Fluffy Chocolate Pancakes That Feel Like Dessert for Breakfast

Deliciously indulgent chocolate pancakes perfect for breakfast or brunch that combine dessert-like flavors with fluffy texture.
Prep Time 10 minutes
Cook Time 15 minutes
Total Time 25 minutes
Servings: 4 pancakes
Course: Breakfast
Calories: 250

Ingredients
  

For the Pancake Batter
  • 1 cup All-Purpose Flour Substitute with gluten-free flour for a gluten-free option.
  • 1/3 cup Cocoa Powder Dutch-processed cocoa is recommended for deeper taste.
  • 2 teaspoons Baking Powder Ensure it is fresh for best results.
  • 1/4 teaspoon Salt Enhances flavor; don’t skip this!
  • 2 large Eggs Can be replaced with flaxseed meal mixed with water for a vegan option.
  • 1/4 cup Granulated Sugar Adjust according to taste preferences.
  • 1 cup Whole Milk Can substitute with almond milk or any non-dairy version.
  • 3 tablespoons Canola or Vegetable Oil Melted butter can be used as an alternative.
  • 1 teaspoon Pure Vanilla Extract Opt for pure extract over imitation for better taste.
  • 1/2 cup Chocolate Chips or Chunks Consider dark chocolate for a lower sugar option.
For Cooking
  • Butter or Oil Use as needed for cooking pancakes.
For the Chocolate Ganache
  • 4 ounces Bittersweet or Semisweet Chocolate Use high-quality chocolate for the best results.
  • 1/2 cup Heavy Cream Can substitute with coconut cream for dairy-free options.

Equipment

  • Mixing Bowl
  • Skillet or griddle
  • Whisk
  • Spatula
  • Heatproof bowl

Method
 

Step-by-Step Instructions for Fluffy Chocolate Pancakes
  1. In a large mixing bowl, sift together 1 cup of all-purpose flour, 1/3 cup cocoa powder, 2 teaspoons baking powder, and 1/4 teaspoon salt until well combined.

### Provided records

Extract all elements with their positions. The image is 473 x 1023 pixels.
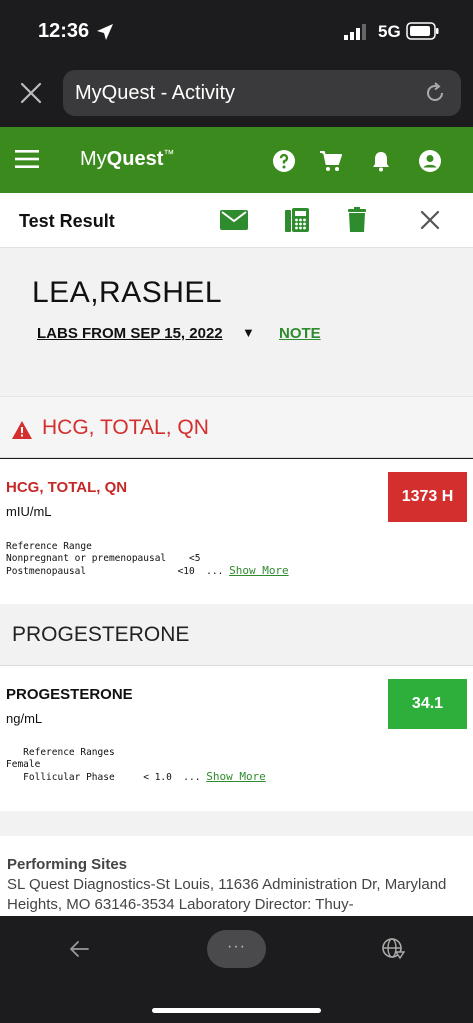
signal-icon bbox=[344, 24, 366, 40]
account-icon[interactable] bbox=[418, 149, 442, 173]
patient-name: LEA,RASHEL bbox=[32, 276, 223, 309]
section-header-progesterone[interactable]: PROGESTERONE bbox=[0, 604, 473, 666]
close-result-icon[interactable] bbox=[416, 207, 444, 233]
result-unit: mIU/mL bbox=[6, 504, 52, 519]
home-indicator[interactable] bbox=[152, 1008, 321, 1013]
result-name: HCG, TOTAL, QN bbox=[6, 479, 128, 496]
show-more-link[interactable]: Show More bbox=[229, 564, 289, 577]
labs-date-link[interactable]: LABS FROM SEP 15, 2022 bbox=[37, 325, 223, 342]
performing-sites: Performing Sites SL Quest Diagnostics-St… bbox=[0, 836, 473, 916]
close-browser-icon[interactable] bbox=[18, 80, 44, 106]
browser-bar: MyQuest - Activity bbox=[0, 62, 473, 127]
status-time: 12:36 bbox=[38, 20, 90, 42]
result-name: PROGESTERONE bbox=[6, 686, 133, 703]
reference-range-text: Reference Ranges Female Follicular Phase… bbox=[6, 747, 266, 783]
warning-icon bbox=[12, 421, 32, 439]
help-icon[interactable] bbox=[272, 149, 296, 173]
result-value-badge: 1373 H bbox=[388, 472, 467, 522]
back-arrow-icon[interactable] bbox=[68, 938, 90, 960]
performing-sites-title: Performing Sites bbox=[7, 856, 128, 873]
hamburger-menu-icon[interactable] bbox=[15, 149, 39, 169]
fax-icon[interactable] bbox=[283, 207, 311, 233]
status-bar: 12:36 5G bbox=[0, 0, 473, 62]
app-header: MyQuest™ bbox=[0, 127, 473, 193]
reference-range-text: Reference Range Nonpregnant or premenopa… bbox=[6, 541, 289, 577]
result-card-progesterone: PROGESTERONE ng/mL 34.1 Reference Ranges… bbox=[0, 666, 473, 811]
performing-sites-body: SL Quest Diagnostics-St Louis, 11636 Adm… bbox=[7, 876, 447, 913]
url-title: MyQuest - Activity bbox=[75, 82, 236, 104]
network-label: 5G bbox=[378, 22, 401, 41]
battery-icon bbox=[406, 22, 439, 40]
patient-info: LEA,RASHEL LABS FROM SEP 15, 2022 ▼ NOTE bbox=[0, 248, 473, 396]
globe-icon[interactable] bbox=[381, 937, 405, 961]
brand-logo[interactable]: MyQuest™ bbox=[80, 148, 174, 171]
result-unit: ng/mL bbox=[6, 711, 43, 726]
url-bar[interactable]: MyQuest - Activity bbox=[63, 70, 461, 116]
labs-dropdown-caret-icon[interactable]: ▼ bbox=[242, 325, 255, 340]
section-header-label: HCG, TOTAL, QN bbox=[42, 416, 209, 439]
toolbar-title: Test Result bbox=[19, 211, 115, 231]
reload-icon[interactable] bbox=[423, 81, 447, 105]
browser-bottom-bar: ··· bbox=[0, 916, 473, 1023]
test-result-toolbar: Test Result bbox=[0, 193, 473, 248]
bell-icon[interactable] bbox=[369, 149, 393, 173]
email-icon[interactable] bbox=[220, 207, 248, 233]
section-divider bbox=[0, 811, 473, 836]
result-value-badge: 34.1 bbox=[388, 679, 467, 729]
result-card-hcg: HCG, TOTAL, QN mIU/mL 1373 H Reference R… bbox=[0, 459, 473, 604]
cart-icon[interactable] bbox=[319, 149, 343, 173]
show-more-link[interactable]: Show More bbox=[206, 770, 266, 783]
location-arrow-icon bbox=[97, 24, 113, 40]
section-header-hcg[interactable]: HCG, TOTAL, QN bbox=[0, 396, 473, 458]
section-header-label: PROGESTERONE bbox=[12, 623, 190, 646]
more-options-button[interactable]: ··· bbox=[207, 930, 266, 968]
trash-icon[interactable] bbox=[343, 207, 371, 233]
note-link[interactable]: NOTE bbox=[279, 325, 321, 342]
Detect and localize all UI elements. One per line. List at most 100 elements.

### Written request
Carry on the chocolate pancake recipe from step 1, writing the remaining method steps. The items are separate material and are not part of the chocolate pancake recipe.

### Output for this exercise
  2. In another bowl, whisk together 2 large eggs and 1/4 cup granulated sugar until mixed thoroughly and slightly frothy. Then add in 1 cup of whole milk, 3 tablespoons of canola oil, and 1 teaspoon of pure vanilla extract. Whisk until smooth.
  3. Gently pour the wet ingredients into the dry mixture and use a rubber spatula to fold them together. Mix until just combined, then fold in 1/2 cup of chocolate chips.
  4. In a heatproof bowl, combine 4 ounces of bittersweet chocolate and 1/2 cup heavy cream. Microwave until smooth and completely melted.
  5. Preheat a skillet or griddle over medium heat, lightly greasing it with butter or oil. Pour 1/4 cup of batter onto it for each pancake. Cook until bubbles form, about 1-2 minutes.
  6. Carefully flip and cook for another 1-2 minutes until cooked through and golden.
  7. Stack pancakes on a plate while warm and drizzle generously with chocolate ganache.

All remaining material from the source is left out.